> [EXERCISE OBJECTIVE] The entire listing is to be repeated verbatim.

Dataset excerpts
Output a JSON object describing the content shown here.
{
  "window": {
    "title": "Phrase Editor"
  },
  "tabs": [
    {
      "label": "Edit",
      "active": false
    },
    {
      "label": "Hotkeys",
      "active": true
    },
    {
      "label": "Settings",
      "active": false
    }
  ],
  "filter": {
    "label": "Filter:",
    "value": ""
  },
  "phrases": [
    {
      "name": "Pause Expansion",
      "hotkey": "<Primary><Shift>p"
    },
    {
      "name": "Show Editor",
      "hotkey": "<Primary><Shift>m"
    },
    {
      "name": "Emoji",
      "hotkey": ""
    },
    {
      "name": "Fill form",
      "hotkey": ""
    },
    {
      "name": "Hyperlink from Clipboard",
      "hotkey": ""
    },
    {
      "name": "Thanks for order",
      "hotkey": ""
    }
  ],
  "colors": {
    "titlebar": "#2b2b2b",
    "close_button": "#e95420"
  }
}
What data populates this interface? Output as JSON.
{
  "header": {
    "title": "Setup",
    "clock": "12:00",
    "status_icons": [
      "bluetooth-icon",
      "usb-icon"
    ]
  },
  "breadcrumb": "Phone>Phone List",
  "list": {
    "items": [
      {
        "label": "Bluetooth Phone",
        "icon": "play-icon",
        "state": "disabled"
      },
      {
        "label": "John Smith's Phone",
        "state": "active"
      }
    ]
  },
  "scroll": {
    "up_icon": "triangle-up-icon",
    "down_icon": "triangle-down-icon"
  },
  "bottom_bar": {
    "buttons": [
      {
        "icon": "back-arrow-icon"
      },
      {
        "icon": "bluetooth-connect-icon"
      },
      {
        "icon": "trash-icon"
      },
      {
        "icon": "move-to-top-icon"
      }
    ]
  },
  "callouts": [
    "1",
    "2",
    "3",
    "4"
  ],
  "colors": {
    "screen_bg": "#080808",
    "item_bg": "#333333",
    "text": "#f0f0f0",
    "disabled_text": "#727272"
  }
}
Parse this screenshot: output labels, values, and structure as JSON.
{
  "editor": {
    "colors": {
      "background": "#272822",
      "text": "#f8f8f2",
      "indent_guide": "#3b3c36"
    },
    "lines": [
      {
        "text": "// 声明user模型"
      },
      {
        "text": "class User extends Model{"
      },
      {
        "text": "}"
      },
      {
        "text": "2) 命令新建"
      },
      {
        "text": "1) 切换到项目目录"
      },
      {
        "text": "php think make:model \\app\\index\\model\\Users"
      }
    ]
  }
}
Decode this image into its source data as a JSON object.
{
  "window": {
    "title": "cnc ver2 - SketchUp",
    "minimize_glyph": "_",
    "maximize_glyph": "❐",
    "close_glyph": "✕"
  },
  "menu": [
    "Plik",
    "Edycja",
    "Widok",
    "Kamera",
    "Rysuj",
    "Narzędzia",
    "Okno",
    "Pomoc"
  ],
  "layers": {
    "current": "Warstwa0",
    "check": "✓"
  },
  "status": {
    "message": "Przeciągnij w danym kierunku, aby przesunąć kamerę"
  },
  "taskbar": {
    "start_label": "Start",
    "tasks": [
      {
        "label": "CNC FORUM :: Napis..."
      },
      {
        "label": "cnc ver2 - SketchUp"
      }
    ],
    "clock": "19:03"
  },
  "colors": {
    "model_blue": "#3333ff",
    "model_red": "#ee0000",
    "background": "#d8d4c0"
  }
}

> [EXERCISE OUTPUT]
Output a JSON object describing the content shown here.
{
  "window": {
    "title": "Phrase Editor"
  },
  "tabs": [
    {
      "label": "Edit",
      "active": false
    },
    {
      "label": "Hotkeys",
      "active": true
    },
    {
      "label": "Settings",
      "active": false
    }
  ],
  "filter": {
    "label": "Filter:",
    "value": ""
  },
  "phrases": [
    {
      "name": "Pause Expansion",
      "hotkey": "<Primary><Shift>p"
    },
    {
      "name": "Show Editor",
      "hotkey": "<Primary><Shift>m"
    },
    {
      "name": "Emoji",
      "hotkey": ""
    },
    {
      "name": "Fill form",
      "hotkey": ""
    },
    {
      "name": "Hyperlink from Clipboard",
      "hotkey": ""
    },
    {
      "name": "Thanks for order",
      "hotkey": ""
    }
  ],
  "colors": {
    "titlebar": "#2b2b2b",
    "close_button": "#e95420"
  }
}
What data populates this interface? Output as JSON.
{
  "header": {
    "title": "Setup",
    "clock": "12:00",
    "status_icons": [
      "bluetooth-icon",
      "usb-icon"
    ]
  },
  "breadcrumb": "Phone>Phone List",
  "list": {
    "items": [
      {
        "label": "Bluetooth Phone",
        "icon": "play-icon",
        "state": "disabled"
      },
      {
        "label": "John Smith's Phone",
        "state": "active"
      }
    ]
  },
  "scroll": {
    "up_icon": "triangle-up-icon",
    "down_icon": "triangle-down-icon"
  },
  "bottom_bar": {
    "buttons": [
      {
        "icon": "back-arrow-icon"
      },
      {
        "icon": "bluetooth-connect-icon"
      },
      {
        "icon": "trash-icon"
      },
      {
        "icon": "move-to-top-icon"
      }
    ]
  },
  "callouts": [
    "1",
    "2",
    "3",
    "4"
  ],
  "colors": {
    "screen_bg": "#080808",
    "item_bg": "#333333",
    "text": "#f0f0f0",
    "disabled_text": "#727272"
  }
}
Parse this screenshot: output labels, values, and structure as JSON.
{
  "editor": {
    "colors": {
      "background": "#272822",
      "text": "#f8f8f2",
      "indent_guide": "#3b3c36"
    },
    "lines": [
      {
        "text": "// 声明user模型"
      },
      {
        "text": "class User extends Model{"
      },
      {
        "text": "}"
      },
      {
        "text": "2) 命令新建"
      },
      {
        "text": "1) 切换到项目目录"
      },
      {
        "text": "php think make:model \\app\\index\\model\\Users"
      }
    ]
  }
}
Decode this image into its source data as a JSON object.
{
  "window": {
    "title": "cnc ver2 - SketchUp",
    "minimize_glyph": "_",
    "maximize_glyph": "❐",
    "close_glyph": "✕"
  },
  "menu": [
    "Plik",
    "Edycja",
    "Widok",
    "Kamera",
    "Rysuj",
    "Narzędzia",
    "Okno",
    "Pomoc"
  ],
  "layers": {
    "current": "Warstwa0",
    "check": "✓"
  },
  "status": {
    "message": "Przeciągnij w danym kierunku, aby przesunąć kamerę"
  },
  "taskbar": {
    "start_label": "Start",
    "tasks": [
      {
        "label": "CNC FORUM :: Napis..."
      },
      {
        "label": "cnc ver2 - SketchUp"
      }
    ],
    "clock": "19:03"
  },
  "colors": {
    "model_blue": "#3333ff",
    "model_red": "#ee0000",
    "background": "#d8d4c0"
  }
}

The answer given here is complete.